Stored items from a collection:
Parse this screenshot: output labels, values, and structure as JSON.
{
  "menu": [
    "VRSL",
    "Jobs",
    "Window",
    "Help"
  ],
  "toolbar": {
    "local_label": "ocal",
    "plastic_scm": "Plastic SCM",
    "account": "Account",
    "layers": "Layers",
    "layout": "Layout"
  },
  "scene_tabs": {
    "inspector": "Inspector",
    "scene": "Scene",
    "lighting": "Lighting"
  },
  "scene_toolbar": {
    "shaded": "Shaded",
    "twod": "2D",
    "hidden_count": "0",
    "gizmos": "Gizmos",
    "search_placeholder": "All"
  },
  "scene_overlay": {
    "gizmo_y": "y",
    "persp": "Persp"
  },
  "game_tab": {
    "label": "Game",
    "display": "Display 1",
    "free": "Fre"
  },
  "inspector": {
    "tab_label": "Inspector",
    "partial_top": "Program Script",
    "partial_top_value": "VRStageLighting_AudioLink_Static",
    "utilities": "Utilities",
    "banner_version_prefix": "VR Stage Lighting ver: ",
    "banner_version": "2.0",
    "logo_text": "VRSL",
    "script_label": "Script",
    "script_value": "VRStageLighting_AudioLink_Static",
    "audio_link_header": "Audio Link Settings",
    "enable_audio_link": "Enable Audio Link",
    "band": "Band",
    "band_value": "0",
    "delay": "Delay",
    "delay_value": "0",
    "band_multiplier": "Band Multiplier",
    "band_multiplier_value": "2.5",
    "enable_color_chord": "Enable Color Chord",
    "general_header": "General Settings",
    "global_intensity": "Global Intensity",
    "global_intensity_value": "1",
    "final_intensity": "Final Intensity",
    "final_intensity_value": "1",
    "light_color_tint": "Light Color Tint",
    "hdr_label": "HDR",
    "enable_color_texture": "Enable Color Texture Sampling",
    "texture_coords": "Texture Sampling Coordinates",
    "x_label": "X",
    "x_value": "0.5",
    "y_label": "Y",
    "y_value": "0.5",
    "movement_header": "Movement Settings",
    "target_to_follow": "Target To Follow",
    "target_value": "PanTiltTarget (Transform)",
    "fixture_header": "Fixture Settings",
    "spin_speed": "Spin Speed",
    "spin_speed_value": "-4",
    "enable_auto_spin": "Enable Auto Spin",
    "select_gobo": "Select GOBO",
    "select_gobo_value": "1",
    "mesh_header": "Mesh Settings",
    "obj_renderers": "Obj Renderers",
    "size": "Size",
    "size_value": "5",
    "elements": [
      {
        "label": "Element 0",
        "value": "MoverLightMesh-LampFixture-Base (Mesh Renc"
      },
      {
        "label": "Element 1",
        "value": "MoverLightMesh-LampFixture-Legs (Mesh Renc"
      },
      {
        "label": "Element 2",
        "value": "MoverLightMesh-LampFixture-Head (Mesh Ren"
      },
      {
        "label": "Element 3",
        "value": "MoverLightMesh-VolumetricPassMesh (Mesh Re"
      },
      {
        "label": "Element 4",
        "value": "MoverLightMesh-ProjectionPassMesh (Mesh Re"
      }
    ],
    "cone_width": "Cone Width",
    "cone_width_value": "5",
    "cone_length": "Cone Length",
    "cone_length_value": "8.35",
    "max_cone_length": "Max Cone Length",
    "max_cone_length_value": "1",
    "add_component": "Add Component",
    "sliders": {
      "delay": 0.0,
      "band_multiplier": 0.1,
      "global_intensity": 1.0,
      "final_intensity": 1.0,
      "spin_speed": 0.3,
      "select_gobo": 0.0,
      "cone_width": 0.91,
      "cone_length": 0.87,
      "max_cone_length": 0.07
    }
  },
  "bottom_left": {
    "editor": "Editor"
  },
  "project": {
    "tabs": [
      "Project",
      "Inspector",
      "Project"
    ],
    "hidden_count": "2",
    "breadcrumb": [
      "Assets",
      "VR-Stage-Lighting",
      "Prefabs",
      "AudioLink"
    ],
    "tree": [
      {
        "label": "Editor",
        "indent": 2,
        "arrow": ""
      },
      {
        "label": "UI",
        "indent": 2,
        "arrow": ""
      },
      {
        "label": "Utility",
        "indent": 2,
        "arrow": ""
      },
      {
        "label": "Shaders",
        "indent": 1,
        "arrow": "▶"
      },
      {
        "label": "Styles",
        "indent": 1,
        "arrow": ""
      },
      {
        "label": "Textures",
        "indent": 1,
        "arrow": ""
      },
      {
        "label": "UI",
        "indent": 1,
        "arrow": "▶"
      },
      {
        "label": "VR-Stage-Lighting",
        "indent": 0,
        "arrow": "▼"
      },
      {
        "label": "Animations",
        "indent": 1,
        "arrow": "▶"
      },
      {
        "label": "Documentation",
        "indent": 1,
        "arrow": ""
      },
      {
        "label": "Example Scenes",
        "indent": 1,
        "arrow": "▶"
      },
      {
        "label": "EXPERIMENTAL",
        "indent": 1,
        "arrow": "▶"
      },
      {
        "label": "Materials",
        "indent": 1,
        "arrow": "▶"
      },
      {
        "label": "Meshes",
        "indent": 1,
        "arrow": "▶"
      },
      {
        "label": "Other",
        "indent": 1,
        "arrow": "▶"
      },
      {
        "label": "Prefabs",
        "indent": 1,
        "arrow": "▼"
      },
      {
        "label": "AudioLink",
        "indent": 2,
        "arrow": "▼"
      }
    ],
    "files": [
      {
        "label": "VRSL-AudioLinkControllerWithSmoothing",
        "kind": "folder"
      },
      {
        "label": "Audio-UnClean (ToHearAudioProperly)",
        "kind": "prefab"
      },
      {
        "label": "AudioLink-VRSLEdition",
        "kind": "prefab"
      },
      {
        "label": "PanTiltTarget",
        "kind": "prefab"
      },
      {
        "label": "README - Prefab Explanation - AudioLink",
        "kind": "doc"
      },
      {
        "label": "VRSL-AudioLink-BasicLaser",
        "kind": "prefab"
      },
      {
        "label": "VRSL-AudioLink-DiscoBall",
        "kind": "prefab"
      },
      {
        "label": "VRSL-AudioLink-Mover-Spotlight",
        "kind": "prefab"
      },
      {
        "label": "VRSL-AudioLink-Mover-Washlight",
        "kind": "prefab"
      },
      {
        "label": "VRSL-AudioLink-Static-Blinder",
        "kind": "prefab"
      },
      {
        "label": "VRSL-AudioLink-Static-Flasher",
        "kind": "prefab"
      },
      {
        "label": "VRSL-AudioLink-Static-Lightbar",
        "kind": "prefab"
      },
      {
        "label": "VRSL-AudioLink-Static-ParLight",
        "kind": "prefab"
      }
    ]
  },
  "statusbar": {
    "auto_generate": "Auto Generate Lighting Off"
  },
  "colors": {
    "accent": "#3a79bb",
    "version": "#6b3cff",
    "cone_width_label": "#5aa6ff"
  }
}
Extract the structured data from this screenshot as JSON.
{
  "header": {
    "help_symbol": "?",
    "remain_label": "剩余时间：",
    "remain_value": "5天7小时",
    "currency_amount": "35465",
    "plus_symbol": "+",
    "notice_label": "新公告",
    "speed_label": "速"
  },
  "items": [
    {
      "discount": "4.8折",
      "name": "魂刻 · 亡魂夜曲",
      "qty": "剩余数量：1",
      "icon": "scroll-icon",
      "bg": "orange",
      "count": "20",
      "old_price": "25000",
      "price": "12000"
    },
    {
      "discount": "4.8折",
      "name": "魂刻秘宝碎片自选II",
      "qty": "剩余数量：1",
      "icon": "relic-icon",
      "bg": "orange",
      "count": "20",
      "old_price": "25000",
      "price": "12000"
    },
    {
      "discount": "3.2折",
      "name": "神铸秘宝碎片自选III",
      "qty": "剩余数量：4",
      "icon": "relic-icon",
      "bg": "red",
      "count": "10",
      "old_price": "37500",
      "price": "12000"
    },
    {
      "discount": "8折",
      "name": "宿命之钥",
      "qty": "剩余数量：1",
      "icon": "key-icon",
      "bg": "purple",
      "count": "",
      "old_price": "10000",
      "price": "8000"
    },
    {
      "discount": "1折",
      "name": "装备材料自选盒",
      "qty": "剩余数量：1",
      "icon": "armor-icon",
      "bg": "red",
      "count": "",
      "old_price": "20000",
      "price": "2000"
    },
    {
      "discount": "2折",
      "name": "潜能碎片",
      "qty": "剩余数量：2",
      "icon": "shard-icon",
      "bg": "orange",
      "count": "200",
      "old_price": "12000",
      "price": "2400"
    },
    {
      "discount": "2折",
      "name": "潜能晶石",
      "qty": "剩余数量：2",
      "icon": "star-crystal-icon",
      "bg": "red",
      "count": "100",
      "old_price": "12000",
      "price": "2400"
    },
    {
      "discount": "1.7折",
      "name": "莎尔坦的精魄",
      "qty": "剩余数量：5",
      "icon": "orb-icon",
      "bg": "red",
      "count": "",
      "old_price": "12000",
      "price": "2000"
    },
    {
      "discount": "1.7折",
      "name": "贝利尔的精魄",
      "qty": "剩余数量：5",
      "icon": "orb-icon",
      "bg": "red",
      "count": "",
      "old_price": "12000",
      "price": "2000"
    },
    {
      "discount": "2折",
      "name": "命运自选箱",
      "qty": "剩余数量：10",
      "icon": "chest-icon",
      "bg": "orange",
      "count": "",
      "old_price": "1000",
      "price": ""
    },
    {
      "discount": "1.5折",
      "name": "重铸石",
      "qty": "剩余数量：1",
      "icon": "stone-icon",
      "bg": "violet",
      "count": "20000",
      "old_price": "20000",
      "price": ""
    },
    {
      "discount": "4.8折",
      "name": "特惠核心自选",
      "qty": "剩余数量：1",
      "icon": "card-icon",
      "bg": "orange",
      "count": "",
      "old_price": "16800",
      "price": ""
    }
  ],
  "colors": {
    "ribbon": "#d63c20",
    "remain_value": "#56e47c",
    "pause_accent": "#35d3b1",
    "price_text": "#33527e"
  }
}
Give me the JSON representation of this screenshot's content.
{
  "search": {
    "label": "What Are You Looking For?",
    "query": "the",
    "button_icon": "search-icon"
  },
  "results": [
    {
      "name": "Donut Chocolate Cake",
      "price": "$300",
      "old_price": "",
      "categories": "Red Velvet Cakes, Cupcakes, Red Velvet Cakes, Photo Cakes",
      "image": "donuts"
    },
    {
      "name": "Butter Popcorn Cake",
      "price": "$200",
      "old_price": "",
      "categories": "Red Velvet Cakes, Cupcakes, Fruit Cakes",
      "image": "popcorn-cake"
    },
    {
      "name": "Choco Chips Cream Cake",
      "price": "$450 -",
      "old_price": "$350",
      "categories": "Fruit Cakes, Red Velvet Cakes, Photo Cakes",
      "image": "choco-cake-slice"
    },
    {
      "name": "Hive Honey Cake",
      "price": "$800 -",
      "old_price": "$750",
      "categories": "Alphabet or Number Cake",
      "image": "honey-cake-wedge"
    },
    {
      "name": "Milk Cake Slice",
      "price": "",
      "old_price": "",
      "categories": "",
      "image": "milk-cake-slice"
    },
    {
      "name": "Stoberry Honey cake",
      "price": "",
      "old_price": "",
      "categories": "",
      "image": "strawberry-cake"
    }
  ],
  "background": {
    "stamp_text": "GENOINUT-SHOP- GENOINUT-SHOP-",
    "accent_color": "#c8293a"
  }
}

SHORT PROBLEM: Copy every line above that includes the string "this".

RESULT OF THE EXERCISE:
Parse this screenshot: output labels, values, and structure as JSON.
Extract the structured data from this screenshot as JSON.
Give me the JSON representation of this screenshot's content.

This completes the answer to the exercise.